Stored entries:
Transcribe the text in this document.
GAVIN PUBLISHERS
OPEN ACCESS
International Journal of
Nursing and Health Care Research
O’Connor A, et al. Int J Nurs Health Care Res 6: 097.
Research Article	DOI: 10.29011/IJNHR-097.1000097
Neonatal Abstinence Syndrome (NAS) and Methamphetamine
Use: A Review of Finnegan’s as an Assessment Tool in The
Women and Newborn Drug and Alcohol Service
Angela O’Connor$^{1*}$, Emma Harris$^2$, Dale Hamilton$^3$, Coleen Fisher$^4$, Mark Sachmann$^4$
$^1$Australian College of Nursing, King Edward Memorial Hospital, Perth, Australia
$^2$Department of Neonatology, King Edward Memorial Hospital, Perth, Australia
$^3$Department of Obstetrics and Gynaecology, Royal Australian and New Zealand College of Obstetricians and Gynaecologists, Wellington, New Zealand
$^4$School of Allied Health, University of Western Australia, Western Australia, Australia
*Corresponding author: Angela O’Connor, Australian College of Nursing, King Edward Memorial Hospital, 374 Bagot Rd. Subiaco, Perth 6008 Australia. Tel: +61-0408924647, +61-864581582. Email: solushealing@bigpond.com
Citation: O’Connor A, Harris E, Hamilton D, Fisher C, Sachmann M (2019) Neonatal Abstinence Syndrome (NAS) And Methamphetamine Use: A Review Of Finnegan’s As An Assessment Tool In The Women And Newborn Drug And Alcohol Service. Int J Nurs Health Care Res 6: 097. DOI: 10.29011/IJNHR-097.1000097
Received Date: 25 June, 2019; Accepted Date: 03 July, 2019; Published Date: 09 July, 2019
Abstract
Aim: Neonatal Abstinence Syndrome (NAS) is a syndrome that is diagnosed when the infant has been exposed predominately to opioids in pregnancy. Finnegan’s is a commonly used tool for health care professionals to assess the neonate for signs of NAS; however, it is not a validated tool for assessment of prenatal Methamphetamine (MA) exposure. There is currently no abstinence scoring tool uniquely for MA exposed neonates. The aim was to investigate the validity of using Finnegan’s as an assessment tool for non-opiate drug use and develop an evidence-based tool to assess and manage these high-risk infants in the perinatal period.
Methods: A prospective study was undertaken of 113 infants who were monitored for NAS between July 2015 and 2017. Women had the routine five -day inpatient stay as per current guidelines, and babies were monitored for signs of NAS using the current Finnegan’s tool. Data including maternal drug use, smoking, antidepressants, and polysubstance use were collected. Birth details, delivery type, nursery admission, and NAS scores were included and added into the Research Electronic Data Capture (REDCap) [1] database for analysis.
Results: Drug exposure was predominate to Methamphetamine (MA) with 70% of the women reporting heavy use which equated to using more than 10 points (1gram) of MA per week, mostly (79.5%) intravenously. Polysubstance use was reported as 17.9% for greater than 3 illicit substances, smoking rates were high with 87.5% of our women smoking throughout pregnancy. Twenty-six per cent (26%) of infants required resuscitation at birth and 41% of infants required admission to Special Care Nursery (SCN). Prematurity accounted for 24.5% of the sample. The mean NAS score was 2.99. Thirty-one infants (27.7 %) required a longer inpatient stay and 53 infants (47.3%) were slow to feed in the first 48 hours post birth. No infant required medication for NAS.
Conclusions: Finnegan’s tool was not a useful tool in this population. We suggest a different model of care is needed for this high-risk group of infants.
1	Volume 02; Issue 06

▸ **WHAT YOU ARE ASKED TO DO**: Give only the number of lines in the material above where the string "Service" appears.

▸ **RESPONSE TO THE TASK**: 2